# [EXERCISE TASK]
Give the number of lines that contain the string "PORT", and nothing else.

# [EXERCISE DATA]
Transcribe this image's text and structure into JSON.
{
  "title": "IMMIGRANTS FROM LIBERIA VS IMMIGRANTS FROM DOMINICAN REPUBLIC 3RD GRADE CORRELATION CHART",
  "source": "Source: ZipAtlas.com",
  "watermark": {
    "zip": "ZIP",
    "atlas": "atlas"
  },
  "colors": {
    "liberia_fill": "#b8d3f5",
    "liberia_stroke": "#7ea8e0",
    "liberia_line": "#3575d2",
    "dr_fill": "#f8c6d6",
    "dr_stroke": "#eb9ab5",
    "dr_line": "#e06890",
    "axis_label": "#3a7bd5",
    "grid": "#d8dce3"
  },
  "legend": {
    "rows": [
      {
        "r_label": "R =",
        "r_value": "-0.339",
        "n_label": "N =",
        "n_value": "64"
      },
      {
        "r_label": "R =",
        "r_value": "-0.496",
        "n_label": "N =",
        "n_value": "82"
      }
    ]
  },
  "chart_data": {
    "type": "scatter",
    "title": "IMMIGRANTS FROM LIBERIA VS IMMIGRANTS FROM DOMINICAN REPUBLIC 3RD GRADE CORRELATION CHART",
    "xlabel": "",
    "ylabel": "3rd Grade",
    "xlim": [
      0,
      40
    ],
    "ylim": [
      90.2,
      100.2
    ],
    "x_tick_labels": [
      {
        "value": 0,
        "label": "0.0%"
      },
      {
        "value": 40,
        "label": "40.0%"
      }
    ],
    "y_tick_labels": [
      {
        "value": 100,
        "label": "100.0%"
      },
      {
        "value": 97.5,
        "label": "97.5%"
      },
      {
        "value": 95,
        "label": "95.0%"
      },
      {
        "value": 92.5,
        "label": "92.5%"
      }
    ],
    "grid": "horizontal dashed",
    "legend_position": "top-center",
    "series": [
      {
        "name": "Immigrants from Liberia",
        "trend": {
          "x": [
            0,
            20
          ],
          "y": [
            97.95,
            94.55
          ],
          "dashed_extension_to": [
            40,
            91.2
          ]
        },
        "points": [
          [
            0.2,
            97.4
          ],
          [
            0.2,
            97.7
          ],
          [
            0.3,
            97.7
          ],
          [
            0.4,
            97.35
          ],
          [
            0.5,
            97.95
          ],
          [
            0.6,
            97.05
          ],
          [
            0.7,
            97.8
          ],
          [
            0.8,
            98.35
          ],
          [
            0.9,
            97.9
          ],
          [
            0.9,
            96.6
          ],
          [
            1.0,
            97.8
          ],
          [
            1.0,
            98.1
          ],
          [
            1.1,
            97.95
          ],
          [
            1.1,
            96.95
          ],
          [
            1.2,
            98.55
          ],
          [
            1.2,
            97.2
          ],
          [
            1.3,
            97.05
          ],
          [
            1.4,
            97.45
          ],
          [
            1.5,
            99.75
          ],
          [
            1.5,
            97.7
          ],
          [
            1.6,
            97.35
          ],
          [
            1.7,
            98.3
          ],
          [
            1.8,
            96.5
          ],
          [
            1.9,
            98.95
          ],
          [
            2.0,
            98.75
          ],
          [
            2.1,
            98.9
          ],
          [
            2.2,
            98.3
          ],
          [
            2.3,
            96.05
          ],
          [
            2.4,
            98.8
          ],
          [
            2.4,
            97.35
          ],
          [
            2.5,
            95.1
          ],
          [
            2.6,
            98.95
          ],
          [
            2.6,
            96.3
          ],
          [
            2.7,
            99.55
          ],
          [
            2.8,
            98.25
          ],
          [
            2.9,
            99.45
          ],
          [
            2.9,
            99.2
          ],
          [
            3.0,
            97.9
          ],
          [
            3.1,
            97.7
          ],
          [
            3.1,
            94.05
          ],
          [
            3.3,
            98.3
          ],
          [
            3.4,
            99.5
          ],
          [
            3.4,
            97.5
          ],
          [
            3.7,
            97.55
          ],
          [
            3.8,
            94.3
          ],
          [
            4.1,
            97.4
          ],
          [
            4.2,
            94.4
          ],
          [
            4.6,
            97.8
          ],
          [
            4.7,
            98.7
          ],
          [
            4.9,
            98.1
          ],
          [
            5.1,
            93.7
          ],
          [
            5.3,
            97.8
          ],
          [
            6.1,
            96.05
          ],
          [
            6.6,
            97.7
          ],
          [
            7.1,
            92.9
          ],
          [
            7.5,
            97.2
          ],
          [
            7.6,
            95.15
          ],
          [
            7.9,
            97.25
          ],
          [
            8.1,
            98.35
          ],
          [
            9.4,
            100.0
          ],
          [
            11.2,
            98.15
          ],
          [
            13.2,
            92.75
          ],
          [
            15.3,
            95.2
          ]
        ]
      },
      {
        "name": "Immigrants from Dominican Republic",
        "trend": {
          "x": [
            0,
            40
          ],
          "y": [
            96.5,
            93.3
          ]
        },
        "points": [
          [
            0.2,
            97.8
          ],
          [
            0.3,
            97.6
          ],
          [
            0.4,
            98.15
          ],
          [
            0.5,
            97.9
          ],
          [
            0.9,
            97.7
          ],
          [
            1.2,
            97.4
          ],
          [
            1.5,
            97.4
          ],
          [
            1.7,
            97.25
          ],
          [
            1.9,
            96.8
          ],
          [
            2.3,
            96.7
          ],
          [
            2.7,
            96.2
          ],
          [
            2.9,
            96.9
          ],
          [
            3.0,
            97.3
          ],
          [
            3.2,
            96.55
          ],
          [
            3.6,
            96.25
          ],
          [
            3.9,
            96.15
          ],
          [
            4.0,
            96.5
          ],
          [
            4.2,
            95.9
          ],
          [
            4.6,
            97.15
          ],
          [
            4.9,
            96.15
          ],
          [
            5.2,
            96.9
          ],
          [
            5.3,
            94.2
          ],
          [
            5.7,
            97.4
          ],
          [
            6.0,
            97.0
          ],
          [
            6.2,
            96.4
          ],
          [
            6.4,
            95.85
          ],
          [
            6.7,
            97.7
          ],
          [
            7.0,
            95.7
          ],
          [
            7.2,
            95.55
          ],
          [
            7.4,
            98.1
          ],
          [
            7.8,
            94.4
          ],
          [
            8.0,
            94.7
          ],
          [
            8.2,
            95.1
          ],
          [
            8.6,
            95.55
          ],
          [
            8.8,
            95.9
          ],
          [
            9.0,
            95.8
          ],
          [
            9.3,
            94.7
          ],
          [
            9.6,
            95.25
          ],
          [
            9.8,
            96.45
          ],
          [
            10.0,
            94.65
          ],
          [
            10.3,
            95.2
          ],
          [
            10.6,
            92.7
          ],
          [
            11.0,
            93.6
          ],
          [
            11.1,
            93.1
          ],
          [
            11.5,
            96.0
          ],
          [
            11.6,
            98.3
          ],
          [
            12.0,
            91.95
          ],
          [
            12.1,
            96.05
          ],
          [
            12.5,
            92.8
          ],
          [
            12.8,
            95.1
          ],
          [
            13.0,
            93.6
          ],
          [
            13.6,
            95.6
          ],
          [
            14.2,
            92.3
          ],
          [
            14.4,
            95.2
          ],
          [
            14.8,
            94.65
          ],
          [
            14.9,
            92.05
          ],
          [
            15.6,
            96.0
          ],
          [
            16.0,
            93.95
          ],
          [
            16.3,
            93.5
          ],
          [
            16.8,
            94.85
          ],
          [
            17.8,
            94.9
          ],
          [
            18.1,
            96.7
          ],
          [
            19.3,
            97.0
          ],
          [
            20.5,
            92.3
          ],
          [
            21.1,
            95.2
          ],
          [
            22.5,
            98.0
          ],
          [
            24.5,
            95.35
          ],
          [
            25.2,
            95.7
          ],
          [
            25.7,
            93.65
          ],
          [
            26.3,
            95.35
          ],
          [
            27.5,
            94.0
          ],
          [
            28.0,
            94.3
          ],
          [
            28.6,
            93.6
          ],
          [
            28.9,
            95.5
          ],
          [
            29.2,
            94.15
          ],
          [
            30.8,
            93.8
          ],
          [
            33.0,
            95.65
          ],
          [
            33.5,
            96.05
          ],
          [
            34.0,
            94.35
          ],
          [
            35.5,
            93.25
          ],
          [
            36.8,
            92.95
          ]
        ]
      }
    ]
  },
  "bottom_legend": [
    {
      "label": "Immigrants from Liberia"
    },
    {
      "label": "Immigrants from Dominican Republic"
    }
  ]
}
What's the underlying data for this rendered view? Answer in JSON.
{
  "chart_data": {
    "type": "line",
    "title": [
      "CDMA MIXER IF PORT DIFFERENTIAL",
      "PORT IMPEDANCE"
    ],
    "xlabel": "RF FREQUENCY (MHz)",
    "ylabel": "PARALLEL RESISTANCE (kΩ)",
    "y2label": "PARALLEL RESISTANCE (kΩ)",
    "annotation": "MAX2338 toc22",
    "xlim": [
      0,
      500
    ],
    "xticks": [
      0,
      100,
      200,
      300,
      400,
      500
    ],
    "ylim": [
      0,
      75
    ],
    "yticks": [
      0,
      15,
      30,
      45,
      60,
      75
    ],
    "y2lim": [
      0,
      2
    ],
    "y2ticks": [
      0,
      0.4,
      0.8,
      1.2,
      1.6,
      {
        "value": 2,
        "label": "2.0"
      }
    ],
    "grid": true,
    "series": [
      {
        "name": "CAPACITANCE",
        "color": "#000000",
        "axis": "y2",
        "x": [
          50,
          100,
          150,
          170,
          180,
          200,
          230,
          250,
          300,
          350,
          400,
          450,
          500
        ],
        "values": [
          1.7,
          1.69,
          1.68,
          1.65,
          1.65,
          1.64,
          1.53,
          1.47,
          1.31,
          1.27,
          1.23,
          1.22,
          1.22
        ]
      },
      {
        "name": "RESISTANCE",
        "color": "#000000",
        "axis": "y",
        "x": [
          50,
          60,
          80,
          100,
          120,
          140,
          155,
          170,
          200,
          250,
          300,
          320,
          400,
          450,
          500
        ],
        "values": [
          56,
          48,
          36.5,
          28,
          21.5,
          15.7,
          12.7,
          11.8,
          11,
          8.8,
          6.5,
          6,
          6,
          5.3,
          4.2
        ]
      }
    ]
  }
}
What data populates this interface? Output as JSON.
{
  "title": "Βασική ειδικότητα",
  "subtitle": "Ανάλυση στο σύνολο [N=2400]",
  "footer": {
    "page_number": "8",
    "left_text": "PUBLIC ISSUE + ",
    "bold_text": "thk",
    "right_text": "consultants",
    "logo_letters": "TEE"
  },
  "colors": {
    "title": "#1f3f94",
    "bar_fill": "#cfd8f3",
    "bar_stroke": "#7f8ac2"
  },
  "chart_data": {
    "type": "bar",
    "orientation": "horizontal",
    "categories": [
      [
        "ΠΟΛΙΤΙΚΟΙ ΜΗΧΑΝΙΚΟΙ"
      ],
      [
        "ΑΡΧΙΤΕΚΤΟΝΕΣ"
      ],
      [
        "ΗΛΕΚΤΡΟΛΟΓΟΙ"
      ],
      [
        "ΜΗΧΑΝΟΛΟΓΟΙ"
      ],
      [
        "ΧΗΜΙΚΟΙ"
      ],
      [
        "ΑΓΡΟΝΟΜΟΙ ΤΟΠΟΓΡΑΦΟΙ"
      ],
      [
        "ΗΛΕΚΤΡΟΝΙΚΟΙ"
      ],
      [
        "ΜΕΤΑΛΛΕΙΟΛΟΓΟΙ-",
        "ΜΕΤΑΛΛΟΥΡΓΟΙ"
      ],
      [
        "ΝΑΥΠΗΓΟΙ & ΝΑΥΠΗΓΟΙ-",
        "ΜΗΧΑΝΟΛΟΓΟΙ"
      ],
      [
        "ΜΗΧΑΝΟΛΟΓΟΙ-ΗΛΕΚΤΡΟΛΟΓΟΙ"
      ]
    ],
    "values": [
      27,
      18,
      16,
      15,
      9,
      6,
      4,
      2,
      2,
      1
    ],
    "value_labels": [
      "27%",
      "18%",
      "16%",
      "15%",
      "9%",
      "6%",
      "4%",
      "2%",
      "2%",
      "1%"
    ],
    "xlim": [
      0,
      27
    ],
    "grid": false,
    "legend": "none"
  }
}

# [THE RESULT]
2